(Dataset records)
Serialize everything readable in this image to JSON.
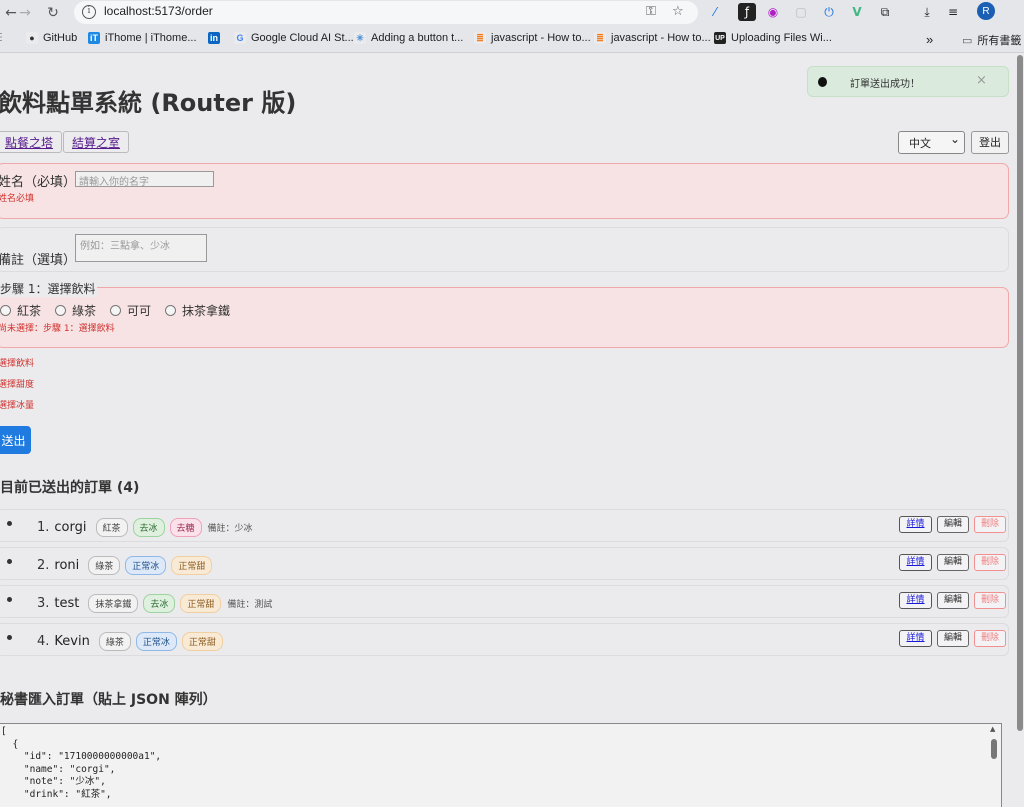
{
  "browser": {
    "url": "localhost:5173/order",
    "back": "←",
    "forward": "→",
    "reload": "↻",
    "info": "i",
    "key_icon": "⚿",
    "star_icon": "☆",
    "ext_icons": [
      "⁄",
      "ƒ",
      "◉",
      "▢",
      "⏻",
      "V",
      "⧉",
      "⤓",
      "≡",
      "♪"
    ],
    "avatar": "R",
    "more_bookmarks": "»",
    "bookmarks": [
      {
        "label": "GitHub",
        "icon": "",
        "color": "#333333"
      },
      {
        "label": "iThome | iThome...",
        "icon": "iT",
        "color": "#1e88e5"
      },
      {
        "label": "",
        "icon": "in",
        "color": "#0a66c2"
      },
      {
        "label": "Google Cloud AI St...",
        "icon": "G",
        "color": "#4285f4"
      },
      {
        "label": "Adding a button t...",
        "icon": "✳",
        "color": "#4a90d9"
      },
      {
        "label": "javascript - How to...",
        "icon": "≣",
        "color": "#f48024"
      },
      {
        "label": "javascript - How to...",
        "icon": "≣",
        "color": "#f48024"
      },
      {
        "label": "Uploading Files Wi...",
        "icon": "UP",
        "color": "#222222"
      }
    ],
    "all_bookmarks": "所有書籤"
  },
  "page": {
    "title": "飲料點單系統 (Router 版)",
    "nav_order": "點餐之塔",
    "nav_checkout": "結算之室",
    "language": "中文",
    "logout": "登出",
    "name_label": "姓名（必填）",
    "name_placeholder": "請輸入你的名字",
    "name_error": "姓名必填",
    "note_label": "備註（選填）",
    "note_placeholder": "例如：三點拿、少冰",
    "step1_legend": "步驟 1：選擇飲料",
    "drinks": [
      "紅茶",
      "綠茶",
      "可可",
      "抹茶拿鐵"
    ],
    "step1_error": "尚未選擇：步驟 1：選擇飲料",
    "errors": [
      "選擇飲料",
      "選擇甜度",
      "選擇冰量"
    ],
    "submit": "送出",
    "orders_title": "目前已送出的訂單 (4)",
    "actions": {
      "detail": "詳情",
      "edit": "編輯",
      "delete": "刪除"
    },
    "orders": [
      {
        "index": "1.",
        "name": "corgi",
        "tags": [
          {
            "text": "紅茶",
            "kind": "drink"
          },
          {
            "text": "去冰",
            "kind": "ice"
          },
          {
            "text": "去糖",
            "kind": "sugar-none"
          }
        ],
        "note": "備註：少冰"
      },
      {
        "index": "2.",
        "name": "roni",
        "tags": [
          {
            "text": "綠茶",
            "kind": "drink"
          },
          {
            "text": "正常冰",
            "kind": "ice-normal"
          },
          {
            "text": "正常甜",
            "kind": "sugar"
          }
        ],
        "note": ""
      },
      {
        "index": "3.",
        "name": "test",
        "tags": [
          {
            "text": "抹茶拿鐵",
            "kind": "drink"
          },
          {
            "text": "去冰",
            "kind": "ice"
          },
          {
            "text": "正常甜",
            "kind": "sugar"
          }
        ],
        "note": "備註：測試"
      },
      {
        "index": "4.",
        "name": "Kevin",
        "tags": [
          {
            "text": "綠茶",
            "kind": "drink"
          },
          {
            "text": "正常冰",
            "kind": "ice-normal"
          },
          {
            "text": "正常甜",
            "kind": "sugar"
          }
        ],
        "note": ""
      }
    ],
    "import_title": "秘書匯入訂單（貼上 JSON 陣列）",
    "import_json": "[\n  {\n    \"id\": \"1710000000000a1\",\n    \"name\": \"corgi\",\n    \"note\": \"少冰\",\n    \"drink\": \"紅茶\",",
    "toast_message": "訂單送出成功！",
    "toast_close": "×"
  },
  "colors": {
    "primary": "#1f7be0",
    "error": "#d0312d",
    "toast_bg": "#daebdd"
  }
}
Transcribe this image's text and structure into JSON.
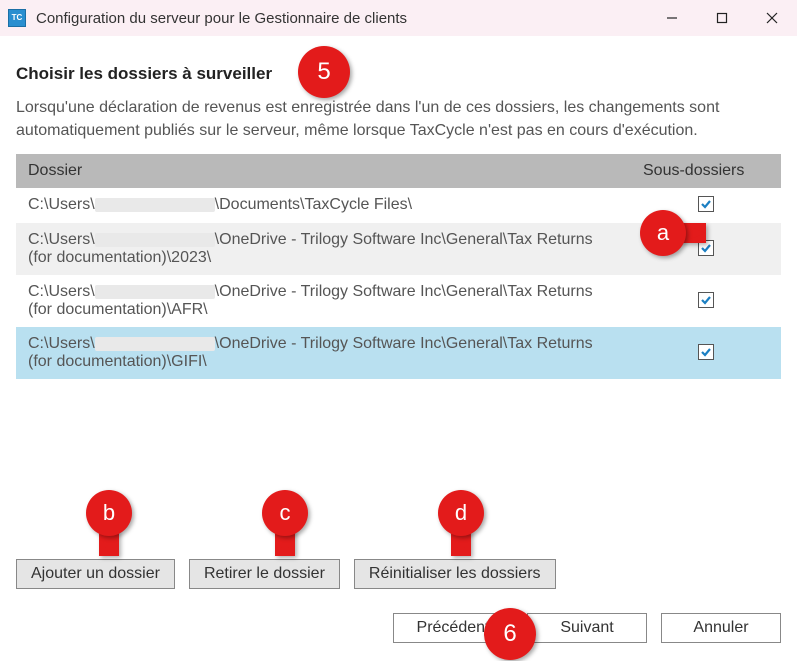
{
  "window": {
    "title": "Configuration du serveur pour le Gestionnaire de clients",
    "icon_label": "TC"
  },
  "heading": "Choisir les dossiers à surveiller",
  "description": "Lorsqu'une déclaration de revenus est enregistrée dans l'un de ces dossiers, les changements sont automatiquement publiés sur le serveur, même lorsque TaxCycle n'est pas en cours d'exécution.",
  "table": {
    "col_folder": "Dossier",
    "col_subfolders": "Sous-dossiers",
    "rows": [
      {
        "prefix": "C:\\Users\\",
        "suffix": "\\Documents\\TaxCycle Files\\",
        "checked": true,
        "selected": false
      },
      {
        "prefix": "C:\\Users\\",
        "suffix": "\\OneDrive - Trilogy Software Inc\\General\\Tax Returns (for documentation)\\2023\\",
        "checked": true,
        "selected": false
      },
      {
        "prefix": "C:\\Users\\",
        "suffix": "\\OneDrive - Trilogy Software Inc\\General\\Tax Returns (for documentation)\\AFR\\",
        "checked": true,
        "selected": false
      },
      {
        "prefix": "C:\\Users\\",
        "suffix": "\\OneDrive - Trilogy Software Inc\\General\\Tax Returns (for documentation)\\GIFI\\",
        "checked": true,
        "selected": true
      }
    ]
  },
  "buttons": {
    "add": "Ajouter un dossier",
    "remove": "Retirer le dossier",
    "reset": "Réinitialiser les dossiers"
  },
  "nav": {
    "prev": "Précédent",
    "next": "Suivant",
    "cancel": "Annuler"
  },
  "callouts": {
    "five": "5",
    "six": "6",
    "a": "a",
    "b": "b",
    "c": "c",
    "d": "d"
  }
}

- [Problem description]: Using the listing above, state the number of lines that hold "documentation", with no other text.

- [Solution to the exercise]: 3